Copy out every line containing the word "Contabilidad".

::::::::

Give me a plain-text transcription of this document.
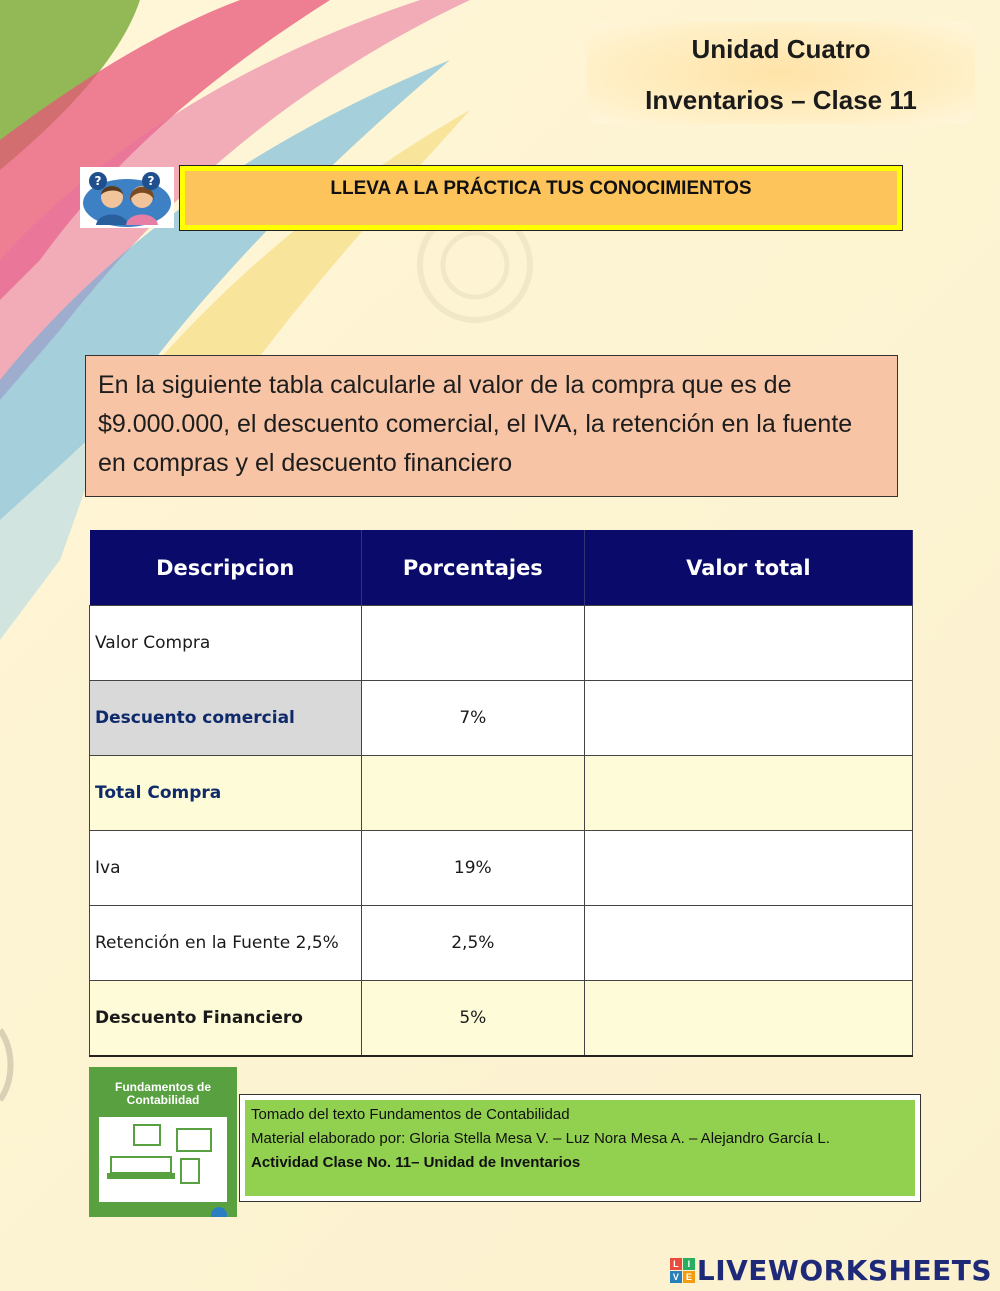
Unidad Cuatro
Inventarios – Clase 11
?	?	LLEVA A LA PRÁCTICA TUS CONOCIMIENTOS
En la siguiente tabla calcularle al valor de la compra que es de $9.000.000, el descuento comercial, el IVA, la retención en la fuente en compras y el descuento financiero
Descripcion	Porcentajes	Valor total
Valor Compra		
Descuento comercial	7%	
Total Compra		
Iva	19%	
Retención en la Fuente 2,5%	2,5%	
Descuento Financiero	5%	
Fundamentos de Contabilidad
Tomado del texto Fundamentos de Contabilidad
Material elaborado por: Gloria Stella Mesa V. – Luz Nora Mesa A. – Alejandro García L.
Actividad Clase No. 11– Unidad de Inventarios
L I
V E LIVEWORKSHEETS
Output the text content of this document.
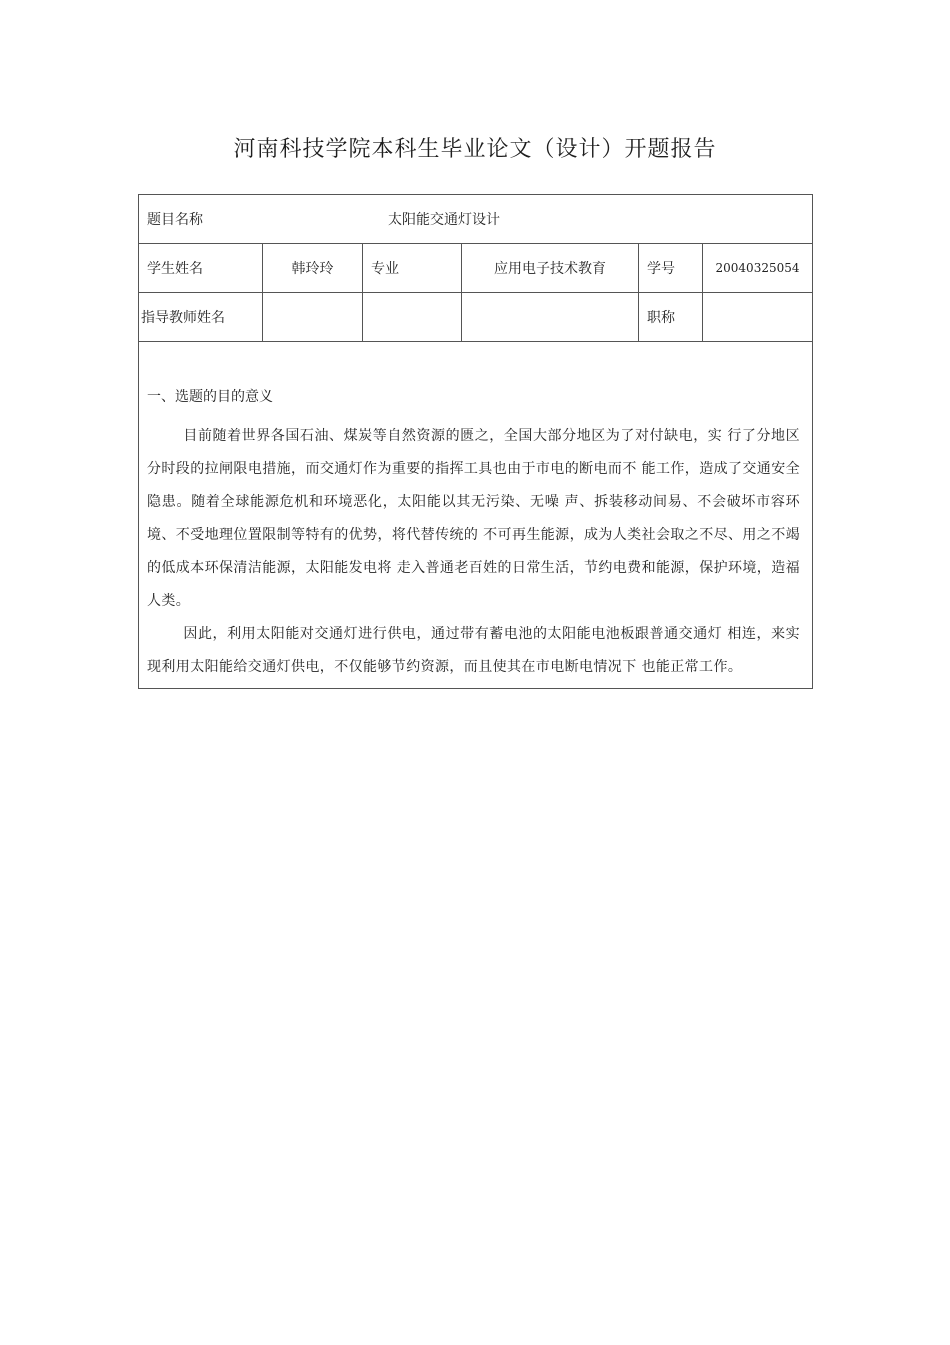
河南科技学院本科生毕业论文（设计）开题报告
题目名称 太阳能交通灯设计					
学生姓名	韩玲玲	专业	应用电子技术教育	学号	20040325054
指导教师姓名				职称	

一、选题的目的意义

目前随着世界各国石油、煤炭等自然资源的匮之，全国大部分地区为了对付缺电，实 行了分地区分时段的拉闸限电措施，而交通灯作为重要的指挥工具也由于市电的断电而不 能工作，造成了交通安全隐患。随着全球能源危机和环境恶化，太阳能以其无污染、无噪 声、拆装移动间易、不会破坏市容环境、不受地理位置限制等特有的优势，将代替传统的 不可再生能源，成为人类社会取之不尽、用之不竭的低成本环保清洁能源，太阳能发电将 走入普通老百姓的日常生活，节约电费和能源，保护环境，造福人类。

因此，利用太阳能对交通灯进行供电，通过带有蓄电池的太阳能电池板跟普通交通灯 相连，来实现利用太阳能给交通灯供电，不仅能够节约资源，而且使其在市电断电情况下 也能正常工作。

::::::::

TASK SOLUTION ->
Fundamentos de Contabilidad
Tomado del texto Fundamentos de Contabilidad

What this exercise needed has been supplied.